(A run of records)
==============================

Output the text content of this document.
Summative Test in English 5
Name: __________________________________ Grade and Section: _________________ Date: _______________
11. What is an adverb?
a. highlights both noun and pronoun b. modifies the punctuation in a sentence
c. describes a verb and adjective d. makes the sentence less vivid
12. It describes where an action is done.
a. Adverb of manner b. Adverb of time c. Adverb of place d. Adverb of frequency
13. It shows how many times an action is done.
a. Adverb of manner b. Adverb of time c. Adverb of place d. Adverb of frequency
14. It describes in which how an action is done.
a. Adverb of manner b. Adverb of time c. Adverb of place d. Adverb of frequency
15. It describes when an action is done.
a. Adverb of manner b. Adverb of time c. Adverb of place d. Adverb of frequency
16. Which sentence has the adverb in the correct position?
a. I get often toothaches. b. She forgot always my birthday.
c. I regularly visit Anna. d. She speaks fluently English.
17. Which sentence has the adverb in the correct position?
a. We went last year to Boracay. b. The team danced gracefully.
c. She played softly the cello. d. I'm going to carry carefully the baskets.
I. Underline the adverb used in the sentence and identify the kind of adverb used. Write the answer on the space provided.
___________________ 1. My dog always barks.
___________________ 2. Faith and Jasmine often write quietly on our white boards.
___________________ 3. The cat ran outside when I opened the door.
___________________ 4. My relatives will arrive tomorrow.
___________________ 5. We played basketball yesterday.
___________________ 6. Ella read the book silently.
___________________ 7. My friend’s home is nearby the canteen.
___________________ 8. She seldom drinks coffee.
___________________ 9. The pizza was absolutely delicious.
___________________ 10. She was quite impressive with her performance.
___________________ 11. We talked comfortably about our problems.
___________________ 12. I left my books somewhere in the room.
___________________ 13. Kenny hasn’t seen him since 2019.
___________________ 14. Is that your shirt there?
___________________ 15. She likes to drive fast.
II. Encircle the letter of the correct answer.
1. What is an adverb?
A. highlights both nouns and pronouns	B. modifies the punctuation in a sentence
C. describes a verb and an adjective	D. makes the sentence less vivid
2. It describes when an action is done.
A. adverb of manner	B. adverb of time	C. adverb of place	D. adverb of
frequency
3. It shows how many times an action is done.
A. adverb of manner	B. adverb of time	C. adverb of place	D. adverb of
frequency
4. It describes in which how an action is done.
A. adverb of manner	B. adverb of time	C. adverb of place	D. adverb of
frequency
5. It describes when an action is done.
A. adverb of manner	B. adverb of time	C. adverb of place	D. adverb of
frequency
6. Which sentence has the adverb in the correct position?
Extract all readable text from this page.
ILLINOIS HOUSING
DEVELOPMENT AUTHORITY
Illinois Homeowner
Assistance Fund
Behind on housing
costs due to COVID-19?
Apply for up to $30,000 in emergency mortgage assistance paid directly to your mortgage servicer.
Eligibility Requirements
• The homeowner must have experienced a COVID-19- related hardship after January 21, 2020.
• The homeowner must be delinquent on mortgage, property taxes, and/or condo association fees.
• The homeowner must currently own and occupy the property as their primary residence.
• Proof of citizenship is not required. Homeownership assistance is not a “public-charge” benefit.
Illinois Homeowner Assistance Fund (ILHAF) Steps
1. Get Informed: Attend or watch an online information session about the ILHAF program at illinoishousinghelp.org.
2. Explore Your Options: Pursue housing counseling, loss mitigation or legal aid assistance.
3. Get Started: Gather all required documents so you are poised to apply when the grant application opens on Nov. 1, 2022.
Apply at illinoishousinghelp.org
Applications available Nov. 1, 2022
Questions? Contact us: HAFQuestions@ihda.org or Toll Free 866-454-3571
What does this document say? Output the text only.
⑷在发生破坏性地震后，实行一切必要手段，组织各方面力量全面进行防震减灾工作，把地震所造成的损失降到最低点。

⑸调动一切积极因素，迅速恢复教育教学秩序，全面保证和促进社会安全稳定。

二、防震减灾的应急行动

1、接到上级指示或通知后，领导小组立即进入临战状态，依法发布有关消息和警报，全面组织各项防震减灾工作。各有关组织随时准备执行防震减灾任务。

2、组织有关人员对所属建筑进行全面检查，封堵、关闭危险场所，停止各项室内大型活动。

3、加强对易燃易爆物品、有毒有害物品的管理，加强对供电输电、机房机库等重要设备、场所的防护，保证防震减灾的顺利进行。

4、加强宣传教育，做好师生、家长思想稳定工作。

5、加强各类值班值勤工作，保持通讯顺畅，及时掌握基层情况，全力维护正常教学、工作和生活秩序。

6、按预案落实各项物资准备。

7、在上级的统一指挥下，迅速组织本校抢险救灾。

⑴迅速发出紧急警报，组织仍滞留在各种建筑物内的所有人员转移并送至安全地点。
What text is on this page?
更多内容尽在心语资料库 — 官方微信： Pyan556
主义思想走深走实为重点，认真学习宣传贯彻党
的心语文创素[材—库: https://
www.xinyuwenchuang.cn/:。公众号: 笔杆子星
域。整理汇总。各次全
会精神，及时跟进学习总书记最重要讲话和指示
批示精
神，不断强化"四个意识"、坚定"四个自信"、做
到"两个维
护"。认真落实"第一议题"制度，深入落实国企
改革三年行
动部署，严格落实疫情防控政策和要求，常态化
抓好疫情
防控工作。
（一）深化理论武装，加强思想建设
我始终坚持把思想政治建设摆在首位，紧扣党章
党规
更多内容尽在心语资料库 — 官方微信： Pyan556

==============================

--- Task prompt ---
Set down each entry again, unchanged.

--- Final answer ---
Output the text content of this document.
Summative Test in English 5
Name: __________________________________ Grade and Section: _________________ Date: _______________
11. What is an adverb?
a. highlights both noun and pronoun b. modifies the punctuation in a sentence
c. describes a verb and adjective d. makes the sentence less vivid
12. It describes where an action is done.
a. Adverb of manner b. Adverb of time c. Adverb of place d. Adverb of frequency
13. It shows how many times an action is done.
a. Adverb of manner b. Adverb of time c. Adverb of place d. Adverb of frequency
14. It describes in which how an action is done.
a. Adverb of manner b. Adverb of time c. Adverb of place d. Adverb of frequency
15. It describes when an action is done.
a. Adverb of manner b. Adverb of time c. Adverb of place d. Adverb of frequency
16. Which sentence has the adverb in the correct position?
a. I get often toothaches. b. She forgot always my birthday.
c. I regularly visit Anna. d. She speaks fluently English.
17. Which sentence has the adverb in the correct position?
a. We went last year to Boracay. b. The team danced gracefully.
c. She played softly the cello. d. I'm going to carry carefully the baskets.
I. Underline the adverb used in the sentence and identify the kind of adverb used. Write the answer on the space provided.
___________________ 1. My dog always barks.
___________________ 2. Faith and Jasmine often write quietly on our white boards.
___________________ 3. The cat ran outside when I opened the door.
___________________ 4. My relatives will arrive tomorrow.
___________________ 5. We played basketball yesterday.
___________________ 6. Ella read the book silently.
___________________ 7. My friend’s home is nearby the canteen.
___________________ 8. She seldom drinks coffee.
___________________ 9. The pizza was absolutely delicious.
___________________ 10. She was quite impressive with her performance.
___________________ 11. We talked comfortably about our problems.
___________________ 12. I left my books somewhere in the room.
___________________ 13. Kenny hasn’t seen him since 2019.
___________________ 14. Is that your shirt there?
___________________ 15. She likes to drive fast.
II. Encircle the letter of the correct answer.
1. What is an adverb?
A. highlights both nouns and pronouns	B. modifies the punctuation in a sentence
C. describes a verb and an adjective	D. makes the sentence less vivid
2. It describes when an action is done.
A. adverb of manner	B. adverb of time	C. adverb of place	D. adverb of
frequency
3. It shows how many times an action is done.
A. adverb of manner	B. adverb of time	C. adverb of place	D. adverb of
frequency
4. It describes in which how an action is done.
A. adverb of manner	B. adverb of time	C. adverb of place	D. adverb of
frequency
5. It describes when an action is done.
A. adverb of manner	B. adverb of time	C. adverb of place	D. adverb of
frequency
6. Which sentence has the adverb in the correct position?
Extract all readable text from this page.
ILLINOIS HOUSING
DEVELOPMENT AUTHORITY
Illinois Homeowner
Assistance Fund
Behind on housing
costs due to COVID-19?
Apply for up to $30,000 in emergency mortgage assistance paid directly to your mortgage servicer.
Eligibility Requirements
• The homeowner must have experienced a COVID-19- related hardship after January 21, 2020.
• The homeowner must be delinquent on mortgage, property taxes, and/or condo association fees.
• The homeowner must currently own and occupy the property as their primary residence.
• Proof of citizenship is not required. Homeownership assistance is not a “public-charge” benefit.
Illinois Homeowner Assistance Fund (ILHAF) Steps
1. Get Informed: Attend or watch an online information session about the ILHAF program at illinoishousinghelp.org.
2. Explore Your Options: Pursue housing counseling, loss mitigation or legal aid assistance.
3. Get Started: Gather all required documents so you are poised to apply when the grant application opens on Nov. 1, 2022.
Apply at illinoishousinghelp.org
Applications available Nov. 1, 2022
Questions? Contact us: HAFQuestions@ihda.org or Toll Free 866-454-3571
What does this document say? Output the text only.
⑷在发生破坏性地震后，实行一切必要手段，组织各方面力量全面进行防震减灾工作，把地震所造成的损失降到最低点。

⑸调动一切积极因素，迅速恢复教育教学秩序，全面保证和促进社会安全稳定。

二、防震减灾的应急行动

1、接到上级指示或通知后，领导小组立即进入临战状态，依法发布有关消息和警报，全面组织各项防震减灾工作。各有关组织随时准备执行防震减灾任务。

2、组织有关人员对所属建筑进行全面检查，封堵、关闭危险场所，停止各项室内大型活动。

3、加强对易燃易爆物品、有毒有害物品的管理，加强对供电输电、机房机库等重要设备、场所的防护，保证防震减灾的顺利进行。

4、加强宣传教育，做好师生、家长思想稳定工作。

5、加强各类值班值勤工作，保持通讯顺畅，及时掌握基层情况，全力维护正常教学、工作和生活秩序。

6、按预案落实各项物资准备。

7、在上级的统一指挥下，迅速组织本校抢险救灾。

⑴迅速发出紧急警报，组织仍滞留在各种建筑物内的所有人员转移并送至安全地点。
What text is on this page?
更多内容尽在心语资料库 — 官方微信： Pyan556
主义思想走深走实为重点，认真学习宣传贯彻党
的心语文创素[材—库: https://
www.xinyuwenchuang.cn/:。公众号: 笔杆子星
域。整理汇总。各次全
会精神，及时跟进学习总书记最重要讲话和指示
批示精
神，不断强化"四个意识"、坚定"四个自信"、做
到"两个维
护"。认真落实"第一议题"制度，深入落实国企
改革三年行
动部署，严格落实疫情防控政策和要求，常态化
抓好疫情
防控工作。
（一）深化理论武装，加强思想建设
我始终坚持把思想政治建设摆在首位，紧扣党章
党规
更多内容尽在心语资料库 — 官方微信： Pyan556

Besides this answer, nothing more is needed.